▶ _Your objective_
Return all lines in the material below that contain "equipment".

[Saved data entries]
+ + + + +

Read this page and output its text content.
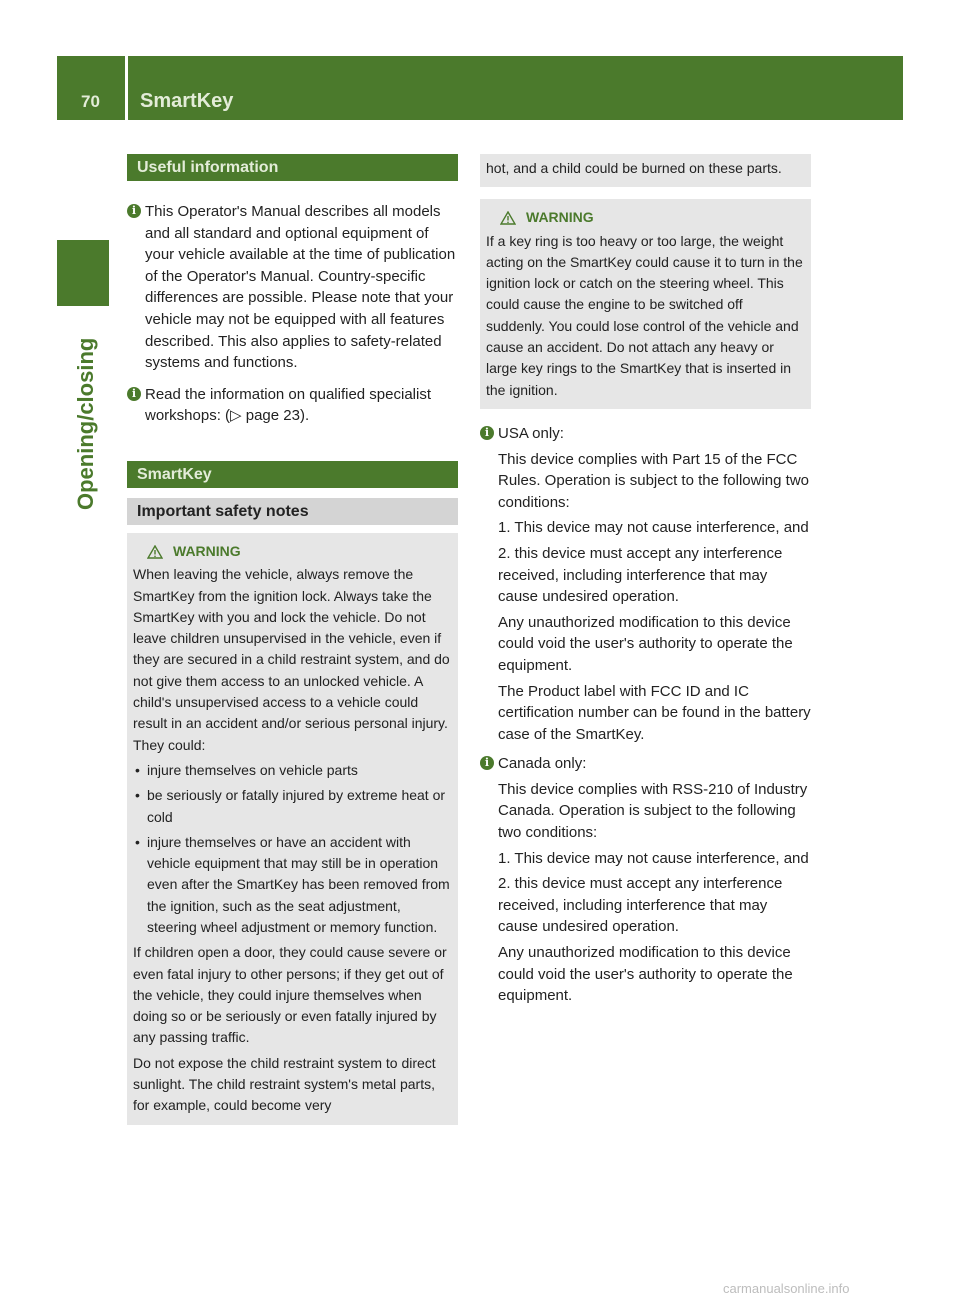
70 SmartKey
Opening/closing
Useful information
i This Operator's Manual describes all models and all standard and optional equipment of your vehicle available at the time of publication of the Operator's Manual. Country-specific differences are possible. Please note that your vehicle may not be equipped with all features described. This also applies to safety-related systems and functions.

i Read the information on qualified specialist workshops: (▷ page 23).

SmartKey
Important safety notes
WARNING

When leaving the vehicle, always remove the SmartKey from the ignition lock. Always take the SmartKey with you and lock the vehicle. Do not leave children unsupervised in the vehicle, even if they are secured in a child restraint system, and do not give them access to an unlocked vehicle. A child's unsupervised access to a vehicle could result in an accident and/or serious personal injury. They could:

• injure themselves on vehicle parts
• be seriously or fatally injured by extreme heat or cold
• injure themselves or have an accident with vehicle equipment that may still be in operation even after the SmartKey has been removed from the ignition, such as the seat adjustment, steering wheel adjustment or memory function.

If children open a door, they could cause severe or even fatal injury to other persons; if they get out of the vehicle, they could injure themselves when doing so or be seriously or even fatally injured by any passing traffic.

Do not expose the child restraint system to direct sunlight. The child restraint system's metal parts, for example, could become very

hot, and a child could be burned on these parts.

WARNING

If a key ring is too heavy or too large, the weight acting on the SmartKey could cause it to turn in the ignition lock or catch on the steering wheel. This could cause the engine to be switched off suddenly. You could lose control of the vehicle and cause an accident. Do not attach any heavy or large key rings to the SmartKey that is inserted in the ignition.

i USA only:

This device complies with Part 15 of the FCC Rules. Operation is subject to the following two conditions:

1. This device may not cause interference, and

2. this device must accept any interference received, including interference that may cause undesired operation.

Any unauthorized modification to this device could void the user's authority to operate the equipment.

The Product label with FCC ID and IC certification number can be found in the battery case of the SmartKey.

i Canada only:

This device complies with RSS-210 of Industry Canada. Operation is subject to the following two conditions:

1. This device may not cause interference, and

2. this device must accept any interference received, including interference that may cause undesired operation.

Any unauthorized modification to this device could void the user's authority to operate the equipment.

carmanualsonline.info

+ + + + +

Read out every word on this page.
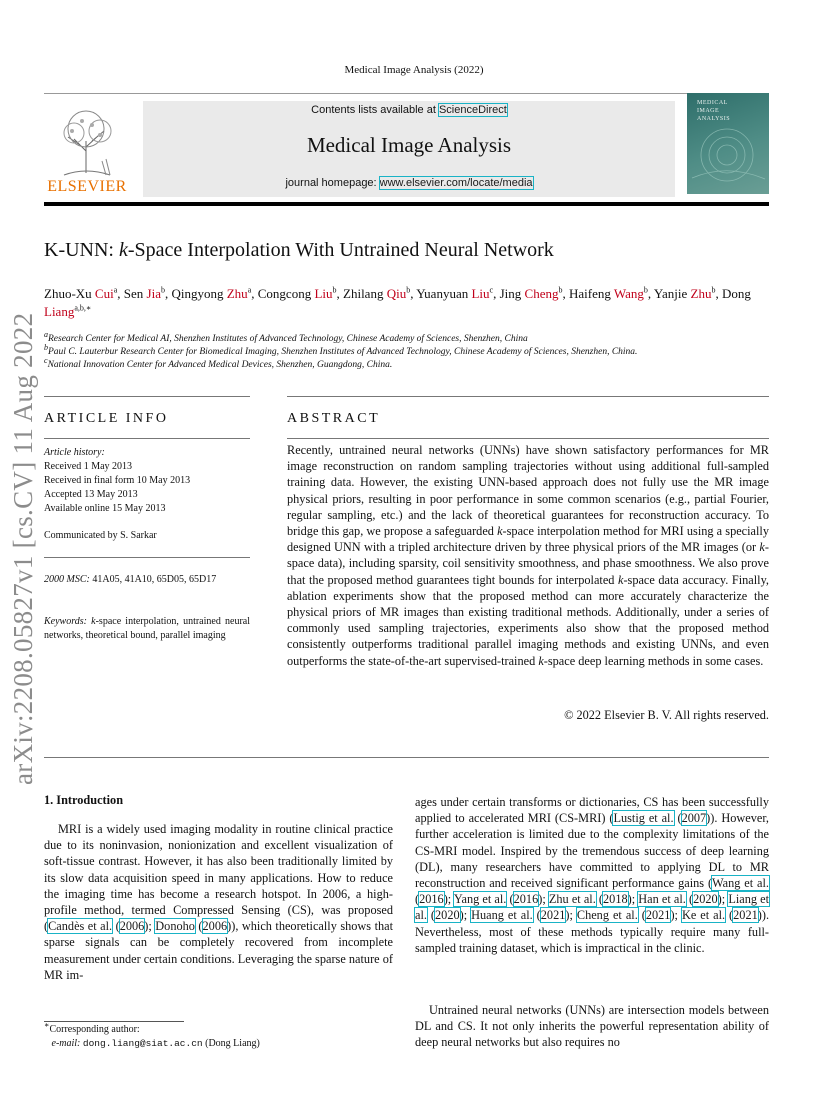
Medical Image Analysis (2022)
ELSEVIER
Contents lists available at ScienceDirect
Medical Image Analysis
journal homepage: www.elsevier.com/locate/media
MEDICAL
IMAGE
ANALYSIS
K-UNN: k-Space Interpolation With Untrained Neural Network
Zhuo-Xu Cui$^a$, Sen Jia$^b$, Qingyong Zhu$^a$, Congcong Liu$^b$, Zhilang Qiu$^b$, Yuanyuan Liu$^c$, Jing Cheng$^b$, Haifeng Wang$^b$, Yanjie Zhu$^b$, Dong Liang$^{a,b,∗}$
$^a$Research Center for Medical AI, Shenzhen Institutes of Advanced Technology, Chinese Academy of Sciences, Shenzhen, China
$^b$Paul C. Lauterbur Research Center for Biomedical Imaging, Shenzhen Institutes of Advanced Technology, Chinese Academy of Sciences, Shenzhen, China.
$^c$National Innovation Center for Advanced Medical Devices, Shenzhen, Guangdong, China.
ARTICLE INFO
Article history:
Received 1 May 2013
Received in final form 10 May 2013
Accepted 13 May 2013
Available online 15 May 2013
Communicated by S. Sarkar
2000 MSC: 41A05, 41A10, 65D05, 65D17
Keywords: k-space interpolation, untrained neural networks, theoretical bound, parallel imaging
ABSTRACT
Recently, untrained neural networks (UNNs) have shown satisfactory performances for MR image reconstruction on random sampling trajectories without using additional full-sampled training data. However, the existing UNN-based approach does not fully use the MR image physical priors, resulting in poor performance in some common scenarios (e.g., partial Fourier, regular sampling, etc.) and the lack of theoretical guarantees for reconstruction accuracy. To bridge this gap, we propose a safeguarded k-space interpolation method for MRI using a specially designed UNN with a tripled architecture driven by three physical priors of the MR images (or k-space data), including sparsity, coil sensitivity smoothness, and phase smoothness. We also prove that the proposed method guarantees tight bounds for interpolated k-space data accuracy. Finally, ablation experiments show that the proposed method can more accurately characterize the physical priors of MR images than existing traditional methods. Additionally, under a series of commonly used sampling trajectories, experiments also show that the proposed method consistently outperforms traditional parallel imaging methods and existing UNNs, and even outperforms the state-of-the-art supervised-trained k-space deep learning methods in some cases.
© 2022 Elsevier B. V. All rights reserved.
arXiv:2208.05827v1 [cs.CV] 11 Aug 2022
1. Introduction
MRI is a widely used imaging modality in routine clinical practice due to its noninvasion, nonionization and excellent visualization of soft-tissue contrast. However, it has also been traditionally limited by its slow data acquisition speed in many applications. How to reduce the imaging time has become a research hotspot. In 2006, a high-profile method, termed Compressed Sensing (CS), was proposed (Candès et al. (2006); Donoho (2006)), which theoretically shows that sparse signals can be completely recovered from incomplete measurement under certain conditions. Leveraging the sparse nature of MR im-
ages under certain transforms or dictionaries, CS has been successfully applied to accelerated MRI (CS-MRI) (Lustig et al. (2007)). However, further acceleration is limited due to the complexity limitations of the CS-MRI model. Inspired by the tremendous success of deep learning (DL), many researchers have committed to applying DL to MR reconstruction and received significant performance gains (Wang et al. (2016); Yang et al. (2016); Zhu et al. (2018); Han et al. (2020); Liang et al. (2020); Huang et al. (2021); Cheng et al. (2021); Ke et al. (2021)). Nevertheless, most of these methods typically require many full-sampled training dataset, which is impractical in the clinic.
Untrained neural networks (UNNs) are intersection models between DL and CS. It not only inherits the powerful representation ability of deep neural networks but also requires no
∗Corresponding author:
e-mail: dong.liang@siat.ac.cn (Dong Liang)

+ + + + +

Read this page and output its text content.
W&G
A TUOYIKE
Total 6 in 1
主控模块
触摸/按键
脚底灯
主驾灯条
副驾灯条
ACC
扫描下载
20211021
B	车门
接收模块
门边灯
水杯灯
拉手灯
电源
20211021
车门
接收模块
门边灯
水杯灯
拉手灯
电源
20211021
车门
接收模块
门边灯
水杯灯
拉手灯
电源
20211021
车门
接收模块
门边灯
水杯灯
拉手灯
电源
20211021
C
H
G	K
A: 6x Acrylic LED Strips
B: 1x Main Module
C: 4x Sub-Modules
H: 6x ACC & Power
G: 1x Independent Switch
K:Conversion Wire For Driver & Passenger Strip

+ + + + +

▶ _Problem solution_
i This Operator's Manual describes all models and all standard and optional equipment of your vehicle available at the time of publication of the Operator's Manual. Country-specific differences are possible. Please note that your vehicle may not be equipped with all features described. This also applies to safety-related systems and functions.
• injure themselves or have an accident with vehicle equipment that may still be in operation even after the SmartKey has been removed from the ignition, such as the seat adjustment, steering wheel adjustment or memory function.
Any unauthorized modification to this device could void the user's authority to operate the equipment.
Any unauthorized modification to this device could void the user's authority to operate the equipment.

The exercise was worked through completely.